* _TO BE DONE_:
Each line of the material must be returned exactly.

* Start RECORDS FOR PROCESSING *

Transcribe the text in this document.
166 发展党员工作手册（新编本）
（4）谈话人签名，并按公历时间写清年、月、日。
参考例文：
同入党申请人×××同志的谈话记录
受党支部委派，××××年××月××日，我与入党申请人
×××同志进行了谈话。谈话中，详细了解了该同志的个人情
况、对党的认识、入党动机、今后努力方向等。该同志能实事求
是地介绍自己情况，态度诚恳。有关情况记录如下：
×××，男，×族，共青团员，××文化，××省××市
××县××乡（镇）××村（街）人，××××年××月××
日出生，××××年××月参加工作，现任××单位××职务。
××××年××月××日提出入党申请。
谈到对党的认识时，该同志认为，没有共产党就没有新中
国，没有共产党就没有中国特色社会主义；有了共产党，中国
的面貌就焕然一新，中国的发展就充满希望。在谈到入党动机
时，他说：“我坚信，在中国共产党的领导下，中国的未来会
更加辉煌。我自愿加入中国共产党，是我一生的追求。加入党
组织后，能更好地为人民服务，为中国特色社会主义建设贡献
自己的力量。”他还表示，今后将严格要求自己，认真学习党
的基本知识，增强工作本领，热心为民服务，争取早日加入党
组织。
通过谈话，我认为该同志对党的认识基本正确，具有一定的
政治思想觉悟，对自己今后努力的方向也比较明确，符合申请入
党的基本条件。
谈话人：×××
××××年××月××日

* End RECORDS FOR PROCESSING *

* _PROBLEM SOLUTION_:
Transcribe the text in this document.
166 发展党员工作手册（新编本）
（4）谈话人签名，并按公历时间写清年、月、日。
参考例文：
同入党申请人×××同志的谈话记录
受党支部委派，××××年××月××日，我与入党申请人
×××同志进行了谈话。谈话中，详细了解了该同志的个人情
况、对党的认识、入党动机、今后努力方向等。该同志能实事求
是地介绍自己情况，态度诚恳。有关情况记录如下：
×××，男，×族，共青团员，××文化，××省××市
××县××乡（镇）××村（街）人，××××年××月××
日出生，××××年××月参加工作，现任××单位××职务。
××××年××月××日提出入党申请。
谈到对党的认识时，该同志认为，没有共产党就没有新中
国，没有共产党就没有中国特色社会主义；有了共产党，中国
的面貌就焕然一新，中国的发展就充满希望。在谈到入党动机
时，他说：“我坚信，在中国共产党的领导下，中国的未来会
更加辉煌。我自愿加入中国共产党，是我一生的追求。加入党
组织后，能更好地为人民服务，为中国特色社会主义建设贡献
自己的力量。”他还表示，今后将严格要求自己，认真学习党
的基本知识，增强工作本领，热心为民服务，争取早日加入党
组织。
通过谈话，我认为该同志对党的认识基本正确，具有一定的
政治思想觉悟，对自己今后努力的方向也比较明确，符合申请入
党的基本条件。
谈话人：×××
××××年××月××日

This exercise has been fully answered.